Repeat, line for line, the entries printed below.
* start DATASET ENTRIES *
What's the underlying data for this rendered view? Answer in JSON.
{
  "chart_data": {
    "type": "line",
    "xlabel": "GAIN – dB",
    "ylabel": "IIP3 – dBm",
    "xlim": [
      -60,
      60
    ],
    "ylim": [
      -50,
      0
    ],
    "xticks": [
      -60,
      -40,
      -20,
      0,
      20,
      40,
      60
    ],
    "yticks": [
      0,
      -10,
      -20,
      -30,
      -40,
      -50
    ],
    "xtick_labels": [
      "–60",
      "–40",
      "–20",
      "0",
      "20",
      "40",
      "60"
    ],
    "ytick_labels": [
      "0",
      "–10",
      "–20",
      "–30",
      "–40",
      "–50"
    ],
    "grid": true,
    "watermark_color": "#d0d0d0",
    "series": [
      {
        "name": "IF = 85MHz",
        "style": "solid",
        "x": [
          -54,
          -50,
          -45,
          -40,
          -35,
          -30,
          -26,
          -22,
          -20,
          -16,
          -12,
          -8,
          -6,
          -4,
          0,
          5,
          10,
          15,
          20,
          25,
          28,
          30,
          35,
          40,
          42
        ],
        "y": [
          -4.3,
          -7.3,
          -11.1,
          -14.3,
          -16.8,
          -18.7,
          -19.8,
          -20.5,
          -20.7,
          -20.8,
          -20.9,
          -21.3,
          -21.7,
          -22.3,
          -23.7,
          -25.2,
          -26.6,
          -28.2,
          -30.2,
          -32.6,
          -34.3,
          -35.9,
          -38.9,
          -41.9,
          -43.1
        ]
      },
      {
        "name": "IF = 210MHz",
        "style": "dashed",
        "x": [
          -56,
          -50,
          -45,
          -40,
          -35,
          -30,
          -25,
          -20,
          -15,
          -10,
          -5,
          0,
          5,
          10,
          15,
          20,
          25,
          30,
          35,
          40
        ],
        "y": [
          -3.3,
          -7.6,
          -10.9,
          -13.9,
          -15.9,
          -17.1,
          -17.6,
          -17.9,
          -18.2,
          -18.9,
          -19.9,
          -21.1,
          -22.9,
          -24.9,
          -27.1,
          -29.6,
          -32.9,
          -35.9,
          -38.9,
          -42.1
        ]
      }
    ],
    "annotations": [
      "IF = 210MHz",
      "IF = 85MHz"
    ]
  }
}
* end DATASET ENTRIES *
> ANSWER FOR THIS EXERCISE:
What's the underlying data for this rendered view? Answer in JSON.
{
  "chart_data": {
    "type": "line",
    "xlabel": "GAIN – dB",
    "ylabel": "IIP3 – dBm",
    "xlim": [
      -60,
      60
    ],
    "ylim": [
      -50,
      0
    ],
    "xticks": [
      -60,
      -40,
      -20,
      0,
      20,
      40,
      60
    ],
    "yticks": [
      0,
      -10,
      -20,
      -30,
      -40,
      -50
    ],
    "xtick_labels": [
      "–60",
      "–40",
      "–20",
      "0",
      "20",
      "40",
      "60"
    ],
    "ytick_labels": [
      "0",
      "–10",
      "–20",
      "–30",
      "–40",
      "–50"
    ],
    "grid": true,
    "watermark_color": "#d0d0d0",
    "series": [
      {
        "name": "IF = 85MHz",
        "style": "solid",
        "x": [
          -54,
          -50,
          -45,
          -40,
          -35,
          -30,
          -26,
          -22,
          -20,
          -16,
          -12,
          -8,
          -6,
          -4,
          0,
          5,
          10,
          15,
          20,
          25,
          28,
          30,
          35,
          40,
          42
        ],
        "y": [
          -4.3,
          -7.3,
          -11.1,
          -14.3,
          -16.8,
          -18.7,
          -19.8,
          -20.5,
          -20.7,
          -20.8,
          -20.9,
          -21.3,
          -21.7,
          -22.3,
          -23.7,
          -25.2,
          -26.6,
          -28.2,
          -30.2,
          -32.6,
          -34.3,
          -35.9,
          -38.9,
          -41.9,
          -43.1
        ]
      },
      {
        "name": "IF = 210MHz",
        "style": "dashed",
        "x": [
          -56,
          -50,
          -45,
          -40,
          -35,
          -30,
          -25,
          -20,
          -15,
          -10,
          -5,
          0,
          5,
          10,
          15,
          20,
          25,
          30,
          35,
          40
        ],
        "y": [
          -3.3,
          -7.6,
          -10.9,
          -13.9,
          -15.9,
          -17.1,
          -17.6,
          -17.9,
          -18.2,
          -18.9,
          -19.9,
          -21.1,
          -22.9,
          -24.9,
          -27.1,
          -29.6,
          -32.9,
          -35.9,
          -38.9,
          -42.1
        ]
      }
    ],
    "annotations": [
      "IF = 210MHz",
      "IF = 85MHz"
    ]
  }
}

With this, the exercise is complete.